* _TASK DETAILS_:
Omit the images, then print each record below exactly as it reads.

* _PROVIDED DATA_:
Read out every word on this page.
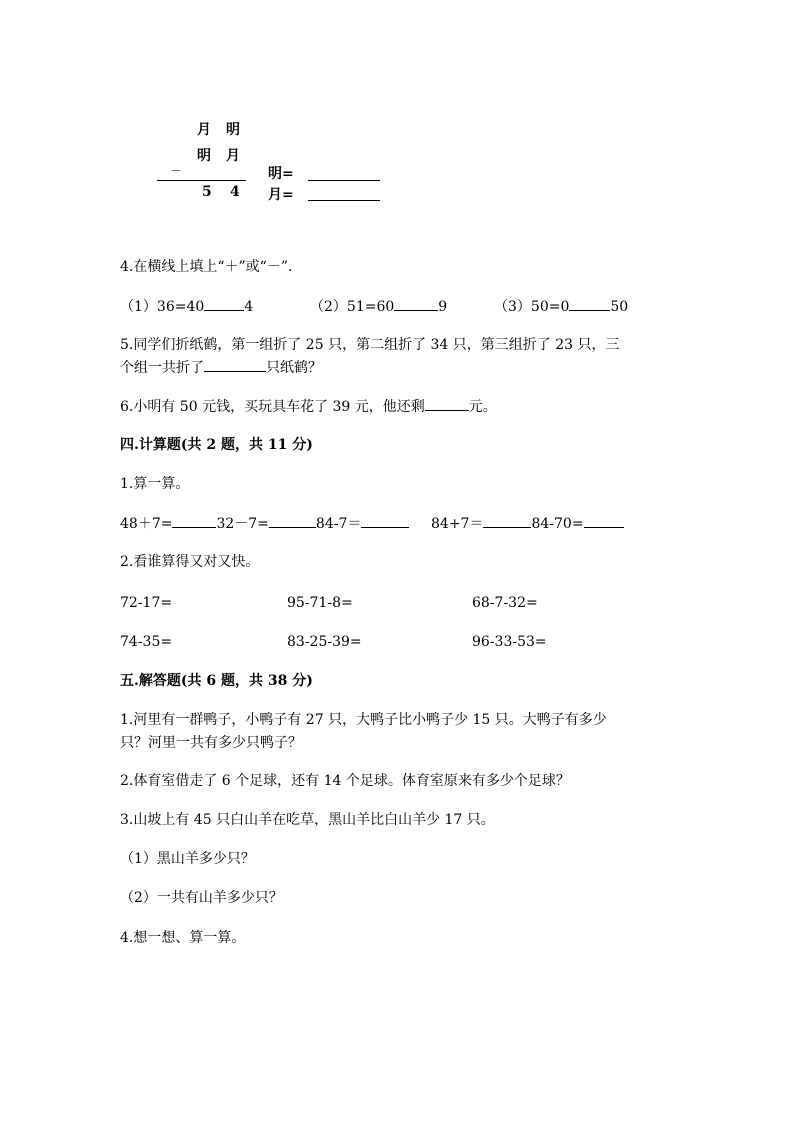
月 明
明 月
－
5 4
明=
月=
4.在横线上填上“＋”或“－”.
（1）36=40	4	（2）51=60	9	（3）50=0	50
5.同学们折纸鹤，第一组折了 25 只，第二组折了 34 只，第三组折了 23 只，三
个组一共折了	只纸鹤？
6.小明有 50 元钱，买玩具车花了 39 元，他还剩	元。
四.计算题(共 2 题，共 11 分)
1.算一算。
48＋7=	32－7=	84-7＝	84+7＝	84-70=
2.看谁算得又对又快。
72-17=	95-71-8=	68-7-32=
74-35=	83-25-39=	96-33-53=
五.解答题(共 6 题，共 38 分)
1.河里有一群鸭子，小鸭子有 27 只，大鸭子比小鸭子少 15 只。大鸭子有多少
只？河里一共有多少只鸭子？
2.体育室借走了 6 个足球，还有 14 个足球。体育室原来有多少个足球？
3.山坡上有 45 只白山羊在吃草，黑山羊比白山羊少 17 只。
（1）黑山羊多少只？
（2）一共有山羊多少只？
4.想一想、算一算。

* _IN RESPONSE_:
Read out every word on this page.
月 明
明 月
－
5 4
明=
月=
4.在横线上填上“＋”或“－”.
（1）36=40	4	（2）51=60	9	（3）50=0	50
5.同学们折纸鹤，第一组折了 25 只，第二组折了 34 只，第三组折了 23 只，三
个组一共折了	只纸鹤？
6.小明有 50 元钱，买玩具车花了 39 元，他还剩	元。
四.计算题(共 2 题，共 11 分)
1.算一算。
48＋7=	32－7=	84-7＝	84+7＝	84-70=
2.看谁算得又对又快。
72-17=	95-71-8=	68-7-32=
74-35=	83-25-39=	96-33-53=
五.解答题(共 6 题，共 38 分)
1.河里有一群鸭子，小鸭子有 27 只，大鸭子比小鸭子少 15 只。大鸭子有多少
只？河里一共有多少只鸭子？
2.体育室借走了 6 个足球，还有 14 个足球。体育室原来有多少个足球？
3.山坡上有 45 只白山羊在吃草，黑山羊比白山羊少 17 只。
（1）黑山羊多少只？
（2）一共有山羊多少只？
4.想一想、算一算。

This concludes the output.